- EXERCISE DATA:
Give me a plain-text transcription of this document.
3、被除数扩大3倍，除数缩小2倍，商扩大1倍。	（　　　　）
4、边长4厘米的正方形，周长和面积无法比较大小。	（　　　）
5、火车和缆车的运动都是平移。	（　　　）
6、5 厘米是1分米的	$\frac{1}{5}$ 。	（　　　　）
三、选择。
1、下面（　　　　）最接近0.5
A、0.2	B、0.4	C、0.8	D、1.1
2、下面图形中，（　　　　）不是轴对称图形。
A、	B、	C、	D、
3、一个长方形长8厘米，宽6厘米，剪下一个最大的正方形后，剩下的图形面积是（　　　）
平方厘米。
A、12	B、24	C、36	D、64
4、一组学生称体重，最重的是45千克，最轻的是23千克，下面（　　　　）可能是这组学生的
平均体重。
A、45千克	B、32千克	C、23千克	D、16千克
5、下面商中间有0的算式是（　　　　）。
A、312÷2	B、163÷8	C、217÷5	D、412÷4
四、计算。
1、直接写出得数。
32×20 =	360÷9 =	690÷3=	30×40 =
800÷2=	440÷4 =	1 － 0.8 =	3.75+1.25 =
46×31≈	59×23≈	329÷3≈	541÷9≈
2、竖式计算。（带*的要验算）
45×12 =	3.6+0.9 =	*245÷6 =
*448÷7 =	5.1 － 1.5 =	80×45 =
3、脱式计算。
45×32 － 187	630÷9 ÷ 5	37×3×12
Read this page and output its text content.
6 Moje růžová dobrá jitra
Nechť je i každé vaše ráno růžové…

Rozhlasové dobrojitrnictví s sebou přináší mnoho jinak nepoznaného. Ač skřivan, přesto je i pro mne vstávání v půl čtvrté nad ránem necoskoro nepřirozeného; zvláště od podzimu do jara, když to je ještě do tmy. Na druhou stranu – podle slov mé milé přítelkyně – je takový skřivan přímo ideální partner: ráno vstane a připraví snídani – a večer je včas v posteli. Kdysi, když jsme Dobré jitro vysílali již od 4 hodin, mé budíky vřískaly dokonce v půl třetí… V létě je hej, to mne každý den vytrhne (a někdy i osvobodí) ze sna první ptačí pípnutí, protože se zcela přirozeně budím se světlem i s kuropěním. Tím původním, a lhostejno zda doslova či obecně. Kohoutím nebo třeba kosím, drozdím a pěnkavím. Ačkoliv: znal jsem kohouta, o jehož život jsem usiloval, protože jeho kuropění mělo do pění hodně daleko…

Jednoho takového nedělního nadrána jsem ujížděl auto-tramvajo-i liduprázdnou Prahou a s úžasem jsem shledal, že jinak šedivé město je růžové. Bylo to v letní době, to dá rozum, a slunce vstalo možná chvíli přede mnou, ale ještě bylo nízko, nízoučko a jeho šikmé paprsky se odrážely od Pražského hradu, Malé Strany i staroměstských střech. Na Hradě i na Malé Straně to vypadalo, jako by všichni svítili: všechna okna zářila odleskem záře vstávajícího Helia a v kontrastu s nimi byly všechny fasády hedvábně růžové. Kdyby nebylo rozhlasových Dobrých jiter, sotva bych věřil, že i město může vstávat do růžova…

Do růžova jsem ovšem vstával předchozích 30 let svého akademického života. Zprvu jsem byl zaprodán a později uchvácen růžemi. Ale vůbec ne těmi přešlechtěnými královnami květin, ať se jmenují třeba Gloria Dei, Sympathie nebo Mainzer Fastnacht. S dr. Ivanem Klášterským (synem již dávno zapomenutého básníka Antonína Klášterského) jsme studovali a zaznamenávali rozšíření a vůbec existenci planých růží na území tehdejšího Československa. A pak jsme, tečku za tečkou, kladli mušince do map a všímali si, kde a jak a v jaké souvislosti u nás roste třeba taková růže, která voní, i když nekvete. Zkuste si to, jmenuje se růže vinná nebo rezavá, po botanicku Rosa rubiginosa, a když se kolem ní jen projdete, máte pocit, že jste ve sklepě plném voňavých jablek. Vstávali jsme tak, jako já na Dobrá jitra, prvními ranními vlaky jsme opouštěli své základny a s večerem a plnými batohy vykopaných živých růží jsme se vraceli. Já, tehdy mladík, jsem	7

- DIRECTIONS FOR THIS TASK:
Copy out the full set of records precisely, leaving nothing out.

- ANSWER BELOW:
Give me a plain-text transcription of this document.
3、被除数扩大3倍，除数缩小2倍，商扩大1倍。	（　　　　）
4、边长4厘米的正方形，周长和面积无法比较大小。	（　　　）
5、火车和缆车的运动都是平移。	（　　　）
6、5 厘米是1分米的	$\frac{1}{5}$ 。	（　　　　）
三、选择。
1、下面（　　　　）最接近0.5
A、0.2	B、0.4	C、0.8	D、1.1
2、下面图形中，（　　　　）不是轴对称图形。
A、	B、	C、	D、
3、一个长方形长8厘米，宽6厘米，剪下一个最大的正方形后，剩下的图形面积是（　　　）
平方厘米。
A、12	B、24	C、36	D、64
4、一组学生称体重，最重的是45千克，最轻的是23千克，下面（　　　　）可能是这组学生的
平均体重。
A、45千克	B、32千克	C、23千克	D、16千克
5、下面商中间有0的算式是（　　　　）。
A、312÷2	B、163÷8	C、217÷5	D、412÷4
四、计算。
1、直接写出得数。
32×20 =	360÷9 =	690÷3=	30×40 =
800÷2=	440÷4 =	1 － 0.8 =	3.75+1.25 =
46×31≈	59×23≈	329÷3≈	541÷9≈
2、竖式计算。（带*的要验算）
45×12 =	3.6+0.9 =	*245÷6 =
*448÷7 =	5.1 － 1.5 =	80×45 =
3、脱式计算。
45×32 － 187	630÷9 ÷ 5	37×3×12
Read this page and output its text content.
6 Moje růžová dobrá jitra
Nechť je i každé vaše ráno růžové…

Rozhlasové dobrojitrnictví s sebou přináší mnoho jinak nepoznaného. Ač skřivan, přesto je i pro mne vstávání v půl čtvrté nad ránem necoskoro nepřirozeného; zvláště od podzimu do jara, když to je ještě do tmy. Na druhou stranu – podle slov mé milé přítelkyně – je takový skřivan přímo ideální partner: ráno vstane a připraví snídani – a večer je včas v posteli. Kdysi, když jsme Dobré jitro vysílali již od 4 hodin, mé budíky vřískaly dokonce v půl třetí… V létě je hej, to mne každý den vytrhne (a někdy i osvobodí) ze sna první ptačí pípnutí, protože se zcela přirozeně budím se světlem i s kuropěním. Tím původním, a lhostejno zda doslova či obecně. Kohoutím nebo třeba kosím, drozdím a pěnkavím. Ačkoliv: znal jsem kohouta, o jehož život jsem usiloval, protože jeho kuropění mělo do pění hodně daleko…

Jednoho takového nedělního nadrána jsem ujížděl auto-tramvajo-i liduprázdnou Prahou a s úžasem jsem shledal, že jinak šedivé město je růžové. Bylo to v letní době, to dá rozum, a slunce vstalo možná chvíli přede mnou, ale ještě bylo nízko, nízoučko a jeho šikmé paprsky se odrážely od Pražského hradu, Malé Strany i staroměstských střech. Na Hradě i na Malé Straně to vypadalo, jako by všichni svítili: všechna okna zářila odleskem záře vstávajícího Helia a v kontrastu s nimi byly všechny fasády hedvábně růžové. Kdyby nebylo rozhlasových Dobrých jiter, sotva bych věřil, že i město může vstávat do růžova…

Do růžova jsem ovšem vstával předchozích 30 let svého akademického života. Zprvu jsem byl zaprodán a později uchvácen růžemi. Ale vůbec ne těmi přešlechtěnými královnami květin, ať se jmenují třeba Gloria Dei, Sympathie nebo Mainzer Fastnacht. S dr. Ivanem Klášterským (synem již dávno zapomenutého básníka Antonína Klášterského) jsme studovali a zaznamenávali rozšíření a vůbec existenci planých růží na území tehdejšího Československa. A pak jsme, tečku za tečkou, kladli mušince do map a všímali si, kde a jak a v jaké souvislosti u nás roste třeba taková růže, která voní, i když nekvete. Zkuste si to, jmenuje se růže vinná nebo rezavá, po botanicku Rosa rubiginosa, a když se kolem ní jen projdete, máte pocit, že jste ve sklepě plném voňavých jablek. Vstávali jsme tak, jako já na Dobrá jitra, prvními ranními vlaky jsme opouštěli své základny a s večerem a plnými batohy vykopaných živých růží jsme se vraceli. Já, tehdy mladík, jsem	7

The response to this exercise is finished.